• Exercise prompt:
Go over the entries below line by line, copying each one that contains the word "name".

(Collection entries)
────

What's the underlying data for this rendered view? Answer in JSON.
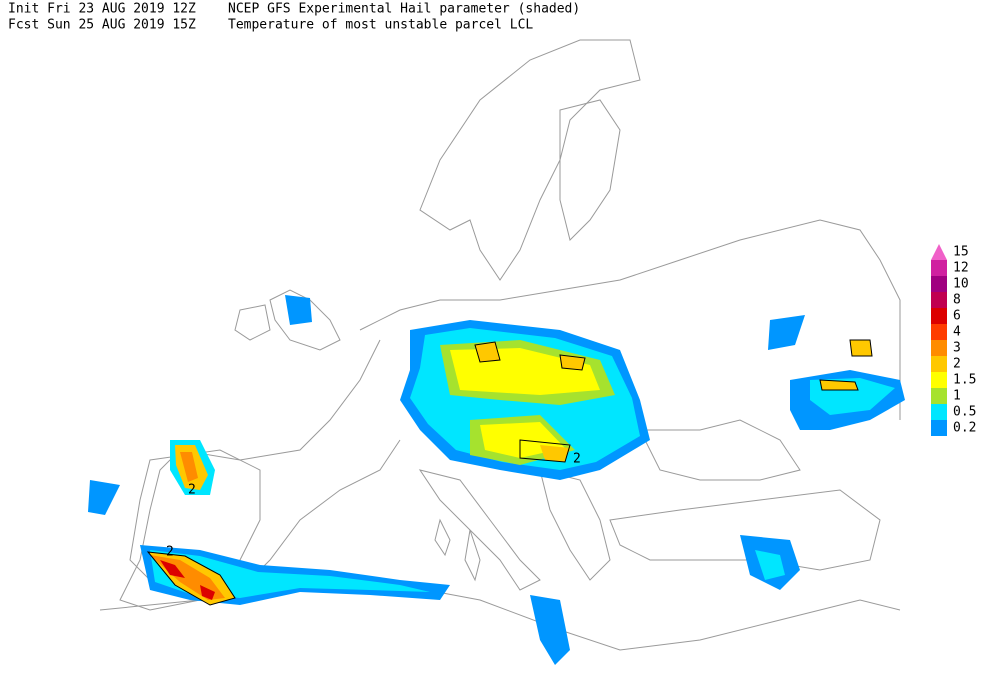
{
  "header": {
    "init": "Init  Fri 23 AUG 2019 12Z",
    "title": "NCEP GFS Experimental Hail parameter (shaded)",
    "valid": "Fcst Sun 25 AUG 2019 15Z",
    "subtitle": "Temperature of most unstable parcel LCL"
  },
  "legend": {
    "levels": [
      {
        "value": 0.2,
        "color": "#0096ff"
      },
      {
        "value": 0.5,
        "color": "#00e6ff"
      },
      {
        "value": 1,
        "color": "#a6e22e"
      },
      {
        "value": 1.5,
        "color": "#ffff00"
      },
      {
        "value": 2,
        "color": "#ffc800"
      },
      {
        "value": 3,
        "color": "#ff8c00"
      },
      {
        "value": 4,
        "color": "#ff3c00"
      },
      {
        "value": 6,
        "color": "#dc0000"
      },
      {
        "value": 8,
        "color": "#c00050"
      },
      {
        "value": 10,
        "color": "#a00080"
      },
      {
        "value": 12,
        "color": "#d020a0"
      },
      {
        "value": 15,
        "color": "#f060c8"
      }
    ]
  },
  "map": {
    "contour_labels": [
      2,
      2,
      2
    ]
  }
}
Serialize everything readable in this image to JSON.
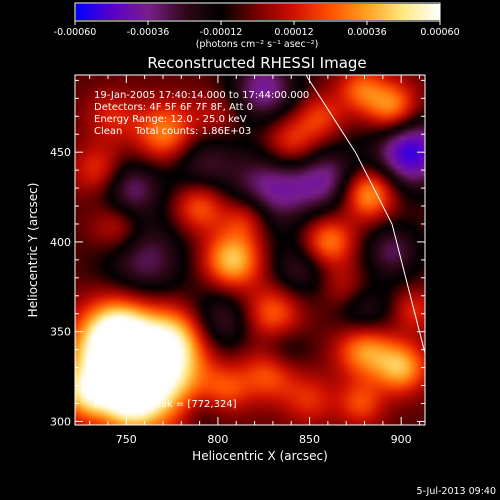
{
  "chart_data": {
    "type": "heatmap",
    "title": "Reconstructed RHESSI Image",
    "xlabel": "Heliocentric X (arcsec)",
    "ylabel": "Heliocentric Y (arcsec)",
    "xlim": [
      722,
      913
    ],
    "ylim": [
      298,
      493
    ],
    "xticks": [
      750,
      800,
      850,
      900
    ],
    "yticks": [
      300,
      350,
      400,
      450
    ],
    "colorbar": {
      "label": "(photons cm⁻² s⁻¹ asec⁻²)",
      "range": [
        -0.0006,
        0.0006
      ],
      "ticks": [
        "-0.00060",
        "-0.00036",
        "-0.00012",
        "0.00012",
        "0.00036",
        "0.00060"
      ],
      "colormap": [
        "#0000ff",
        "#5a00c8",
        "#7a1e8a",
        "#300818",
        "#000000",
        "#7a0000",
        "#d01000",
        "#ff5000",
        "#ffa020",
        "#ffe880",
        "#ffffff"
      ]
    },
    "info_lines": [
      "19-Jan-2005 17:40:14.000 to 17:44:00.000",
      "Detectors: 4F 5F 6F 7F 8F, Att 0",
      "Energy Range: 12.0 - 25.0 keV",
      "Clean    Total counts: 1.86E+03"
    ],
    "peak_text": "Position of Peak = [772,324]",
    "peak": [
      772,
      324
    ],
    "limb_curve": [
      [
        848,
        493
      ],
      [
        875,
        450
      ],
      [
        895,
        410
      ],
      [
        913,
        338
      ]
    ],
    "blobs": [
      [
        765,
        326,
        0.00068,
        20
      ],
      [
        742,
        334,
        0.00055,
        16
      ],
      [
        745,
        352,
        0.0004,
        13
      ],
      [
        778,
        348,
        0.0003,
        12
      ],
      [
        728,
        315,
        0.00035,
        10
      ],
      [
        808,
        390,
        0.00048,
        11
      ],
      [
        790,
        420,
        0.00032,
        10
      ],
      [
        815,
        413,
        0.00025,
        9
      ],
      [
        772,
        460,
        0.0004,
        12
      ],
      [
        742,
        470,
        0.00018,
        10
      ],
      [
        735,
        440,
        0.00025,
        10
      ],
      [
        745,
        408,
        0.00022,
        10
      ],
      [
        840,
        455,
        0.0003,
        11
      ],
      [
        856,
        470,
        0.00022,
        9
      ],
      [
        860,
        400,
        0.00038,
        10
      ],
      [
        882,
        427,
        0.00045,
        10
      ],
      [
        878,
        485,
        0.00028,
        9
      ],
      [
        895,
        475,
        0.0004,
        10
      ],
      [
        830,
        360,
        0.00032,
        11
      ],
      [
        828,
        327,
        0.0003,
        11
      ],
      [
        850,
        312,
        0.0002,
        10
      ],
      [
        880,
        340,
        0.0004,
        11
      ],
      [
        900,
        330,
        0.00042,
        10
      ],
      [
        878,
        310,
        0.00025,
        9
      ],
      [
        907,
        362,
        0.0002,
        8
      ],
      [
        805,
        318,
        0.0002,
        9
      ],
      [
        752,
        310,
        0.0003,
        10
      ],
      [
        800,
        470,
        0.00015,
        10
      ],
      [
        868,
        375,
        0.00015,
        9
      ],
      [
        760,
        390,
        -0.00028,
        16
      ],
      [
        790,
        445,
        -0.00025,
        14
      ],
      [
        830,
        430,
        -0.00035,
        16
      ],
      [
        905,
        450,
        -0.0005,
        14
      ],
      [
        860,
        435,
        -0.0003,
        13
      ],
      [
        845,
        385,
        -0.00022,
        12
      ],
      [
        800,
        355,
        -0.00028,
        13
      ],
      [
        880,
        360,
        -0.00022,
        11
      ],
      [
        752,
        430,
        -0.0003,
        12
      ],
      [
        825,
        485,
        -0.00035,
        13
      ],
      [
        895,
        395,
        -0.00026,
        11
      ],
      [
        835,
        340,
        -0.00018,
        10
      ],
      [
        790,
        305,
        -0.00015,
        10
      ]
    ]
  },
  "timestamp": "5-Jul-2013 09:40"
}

────

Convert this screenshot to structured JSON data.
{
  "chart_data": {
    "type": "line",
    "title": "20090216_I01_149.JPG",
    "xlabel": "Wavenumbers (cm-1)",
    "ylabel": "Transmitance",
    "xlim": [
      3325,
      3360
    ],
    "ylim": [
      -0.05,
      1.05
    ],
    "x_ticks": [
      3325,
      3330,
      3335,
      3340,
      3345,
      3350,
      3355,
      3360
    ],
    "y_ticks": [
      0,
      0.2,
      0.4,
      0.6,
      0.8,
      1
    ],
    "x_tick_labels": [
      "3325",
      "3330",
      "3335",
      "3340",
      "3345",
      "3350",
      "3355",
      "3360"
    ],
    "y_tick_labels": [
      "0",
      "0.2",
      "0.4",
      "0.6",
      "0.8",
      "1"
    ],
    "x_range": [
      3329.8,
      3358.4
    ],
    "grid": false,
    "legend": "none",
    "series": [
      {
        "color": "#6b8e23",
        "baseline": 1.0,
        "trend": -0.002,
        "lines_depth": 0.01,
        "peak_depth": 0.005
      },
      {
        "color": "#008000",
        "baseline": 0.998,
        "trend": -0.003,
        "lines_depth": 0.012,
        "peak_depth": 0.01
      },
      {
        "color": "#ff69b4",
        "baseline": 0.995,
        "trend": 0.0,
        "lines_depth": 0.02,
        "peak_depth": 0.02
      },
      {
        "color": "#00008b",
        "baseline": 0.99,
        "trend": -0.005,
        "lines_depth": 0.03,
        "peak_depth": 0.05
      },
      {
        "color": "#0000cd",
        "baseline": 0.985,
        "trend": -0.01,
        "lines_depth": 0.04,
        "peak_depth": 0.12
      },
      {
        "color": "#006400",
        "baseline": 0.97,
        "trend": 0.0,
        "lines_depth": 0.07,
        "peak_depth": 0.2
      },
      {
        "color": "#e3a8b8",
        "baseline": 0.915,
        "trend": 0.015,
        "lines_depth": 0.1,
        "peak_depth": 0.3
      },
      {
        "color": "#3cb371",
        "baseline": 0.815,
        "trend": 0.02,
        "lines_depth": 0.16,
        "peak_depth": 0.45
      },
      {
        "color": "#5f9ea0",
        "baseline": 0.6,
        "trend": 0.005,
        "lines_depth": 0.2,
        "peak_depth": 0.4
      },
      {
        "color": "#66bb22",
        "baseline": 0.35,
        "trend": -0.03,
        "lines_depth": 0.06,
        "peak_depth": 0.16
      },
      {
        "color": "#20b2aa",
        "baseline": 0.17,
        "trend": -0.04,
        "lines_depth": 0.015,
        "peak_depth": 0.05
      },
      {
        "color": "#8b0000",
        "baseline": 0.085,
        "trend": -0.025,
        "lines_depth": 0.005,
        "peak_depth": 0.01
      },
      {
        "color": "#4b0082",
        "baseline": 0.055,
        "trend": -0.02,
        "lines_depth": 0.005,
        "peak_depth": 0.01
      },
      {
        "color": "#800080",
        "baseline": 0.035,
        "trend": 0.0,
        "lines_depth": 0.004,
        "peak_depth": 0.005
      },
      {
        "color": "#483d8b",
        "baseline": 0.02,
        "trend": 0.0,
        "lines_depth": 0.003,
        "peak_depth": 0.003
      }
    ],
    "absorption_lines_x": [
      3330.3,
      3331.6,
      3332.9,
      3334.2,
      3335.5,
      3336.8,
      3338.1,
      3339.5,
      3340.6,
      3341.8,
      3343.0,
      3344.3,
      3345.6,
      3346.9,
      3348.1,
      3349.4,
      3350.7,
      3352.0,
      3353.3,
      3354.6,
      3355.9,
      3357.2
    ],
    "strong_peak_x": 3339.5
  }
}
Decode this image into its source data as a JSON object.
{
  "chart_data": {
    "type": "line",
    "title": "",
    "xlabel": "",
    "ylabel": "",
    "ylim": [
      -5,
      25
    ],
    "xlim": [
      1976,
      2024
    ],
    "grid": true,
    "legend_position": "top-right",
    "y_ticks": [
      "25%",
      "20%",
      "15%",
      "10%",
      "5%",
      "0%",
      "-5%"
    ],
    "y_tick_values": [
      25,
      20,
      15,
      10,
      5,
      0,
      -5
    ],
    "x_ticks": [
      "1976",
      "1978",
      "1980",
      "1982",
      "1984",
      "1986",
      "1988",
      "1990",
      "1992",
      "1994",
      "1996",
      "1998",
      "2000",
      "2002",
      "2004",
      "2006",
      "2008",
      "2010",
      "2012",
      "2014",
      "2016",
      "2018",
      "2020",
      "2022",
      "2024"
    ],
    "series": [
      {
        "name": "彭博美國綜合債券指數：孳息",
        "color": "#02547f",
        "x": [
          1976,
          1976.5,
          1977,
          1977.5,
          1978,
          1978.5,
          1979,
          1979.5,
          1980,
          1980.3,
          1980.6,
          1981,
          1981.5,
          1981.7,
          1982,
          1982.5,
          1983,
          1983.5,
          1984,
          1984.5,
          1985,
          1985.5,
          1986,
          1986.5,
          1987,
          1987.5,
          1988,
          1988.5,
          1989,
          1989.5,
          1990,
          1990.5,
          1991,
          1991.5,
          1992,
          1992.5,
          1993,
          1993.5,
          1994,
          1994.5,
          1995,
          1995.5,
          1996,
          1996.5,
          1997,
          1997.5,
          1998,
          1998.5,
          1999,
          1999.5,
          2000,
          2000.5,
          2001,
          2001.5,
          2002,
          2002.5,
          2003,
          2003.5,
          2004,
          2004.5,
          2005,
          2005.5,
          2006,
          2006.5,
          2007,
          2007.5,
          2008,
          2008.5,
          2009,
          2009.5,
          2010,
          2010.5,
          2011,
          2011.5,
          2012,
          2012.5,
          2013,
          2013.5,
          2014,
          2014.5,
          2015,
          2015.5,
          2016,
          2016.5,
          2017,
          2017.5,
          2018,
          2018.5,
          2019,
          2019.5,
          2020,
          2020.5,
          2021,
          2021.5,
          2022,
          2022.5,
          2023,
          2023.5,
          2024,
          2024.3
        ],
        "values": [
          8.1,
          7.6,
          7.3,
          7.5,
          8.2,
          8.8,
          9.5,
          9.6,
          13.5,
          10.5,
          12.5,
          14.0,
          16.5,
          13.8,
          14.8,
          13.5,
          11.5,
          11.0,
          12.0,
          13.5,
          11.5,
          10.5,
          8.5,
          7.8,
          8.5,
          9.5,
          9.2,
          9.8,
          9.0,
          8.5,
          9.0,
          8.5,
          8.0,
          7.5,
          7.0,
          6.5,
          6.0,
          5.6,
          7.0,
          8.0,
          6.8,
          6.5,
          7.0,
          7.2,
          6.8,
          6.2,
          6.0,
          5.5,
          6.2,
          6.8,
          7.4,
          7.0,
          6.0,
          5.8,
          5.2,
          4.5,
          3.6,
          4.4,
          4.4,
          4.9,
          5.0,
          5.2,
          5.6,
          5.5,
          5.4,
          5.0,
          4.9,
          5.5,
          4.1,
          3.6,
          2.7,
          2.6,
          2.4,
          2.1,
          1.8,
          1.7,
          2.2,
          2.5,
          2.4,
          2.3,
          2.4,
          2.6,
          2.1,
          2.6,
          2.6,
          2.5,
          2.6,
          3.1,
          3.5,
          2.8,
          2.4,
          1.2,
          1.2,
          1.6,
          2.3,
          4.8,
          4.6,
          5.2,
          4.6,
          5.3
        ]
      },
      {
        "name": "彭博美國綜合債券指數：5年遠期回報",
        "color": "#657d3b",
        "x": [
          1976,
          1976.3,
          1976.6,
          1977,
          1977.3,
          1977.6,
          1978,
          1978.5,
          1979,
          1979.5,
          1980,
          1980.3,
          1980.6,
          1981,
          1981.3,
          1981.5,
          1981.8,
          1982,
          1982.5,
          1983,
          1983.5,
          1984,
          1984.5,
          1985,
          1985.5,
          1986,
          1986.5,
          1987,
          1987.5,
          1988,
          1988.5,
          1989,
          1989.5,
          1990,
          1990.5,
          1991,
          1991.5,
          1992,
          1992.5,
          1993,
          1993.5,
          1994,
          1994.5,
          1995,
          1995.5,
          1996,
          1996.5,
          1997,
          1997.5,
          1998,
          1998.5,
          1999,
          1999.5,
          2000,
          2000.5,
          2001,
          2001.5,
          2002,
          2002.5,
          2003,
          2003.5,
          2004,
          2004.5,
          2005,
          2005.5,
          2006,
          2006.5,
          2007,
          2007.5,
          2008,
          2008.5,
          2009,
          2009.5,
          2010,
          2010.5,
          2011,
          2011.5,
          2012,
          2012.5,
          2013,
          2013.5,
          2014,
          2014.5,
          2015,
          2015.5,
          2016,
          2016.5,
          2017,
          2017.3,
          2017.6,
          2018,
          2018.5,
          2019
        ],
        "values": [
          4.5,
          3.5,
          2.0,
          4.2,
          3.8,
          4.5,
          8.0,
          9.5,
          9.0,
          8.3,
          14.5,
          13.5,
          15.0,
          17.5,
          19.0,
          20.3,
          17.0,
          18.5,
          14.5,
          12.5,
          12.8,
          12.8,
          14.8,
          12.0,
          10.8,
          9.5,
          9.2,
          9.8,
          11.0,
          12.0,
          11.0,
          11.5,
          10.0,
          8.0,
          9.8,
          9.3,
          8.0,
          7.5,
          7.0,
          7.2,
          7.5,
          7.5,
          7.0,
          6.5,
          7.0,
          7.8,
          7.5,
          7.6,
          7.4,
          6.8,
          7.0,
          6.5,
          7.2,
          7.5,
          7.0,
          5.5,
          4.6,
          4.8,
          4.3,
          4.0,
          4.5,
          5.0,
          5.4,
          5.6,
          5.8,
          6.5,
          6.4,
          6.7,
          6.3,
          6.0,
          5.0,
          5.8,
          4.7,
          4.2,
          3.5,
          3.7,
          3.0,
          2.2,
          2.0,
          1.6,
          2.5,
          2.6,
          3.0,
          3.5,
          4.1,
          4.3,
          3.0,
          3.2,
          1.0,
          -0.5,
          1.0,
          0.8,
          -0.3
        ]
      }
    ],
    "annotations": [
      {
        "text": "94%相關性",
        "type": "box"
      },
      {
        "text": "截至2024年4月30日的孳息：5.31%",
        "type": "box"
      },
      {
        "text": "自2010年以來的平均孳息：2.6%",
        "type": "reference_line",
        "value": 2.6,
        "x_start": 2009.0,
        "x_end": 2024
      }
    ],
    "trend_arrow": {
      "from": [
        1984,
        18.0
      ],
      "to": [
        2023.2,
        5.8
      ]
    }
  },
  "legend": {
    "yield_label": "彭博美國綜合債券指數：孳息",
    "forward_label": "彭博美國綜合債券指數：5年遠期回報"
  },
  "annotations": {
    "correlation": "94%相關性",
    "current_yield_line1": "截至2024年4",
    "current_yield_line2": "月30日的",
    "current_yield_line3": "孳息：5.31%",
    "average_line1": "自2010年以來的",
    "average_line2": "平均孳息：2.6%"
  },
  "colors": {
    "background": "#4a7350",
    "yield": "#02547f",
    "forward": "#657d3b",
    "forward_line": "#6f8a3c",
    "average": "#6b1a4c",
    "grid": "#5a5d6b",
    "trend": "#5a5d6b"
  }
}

────

• Full answer:
        "name": "彭博美國綜合債券指數：孳息",
        "name": "彭博美國綜合債券指數：5年遠期回報",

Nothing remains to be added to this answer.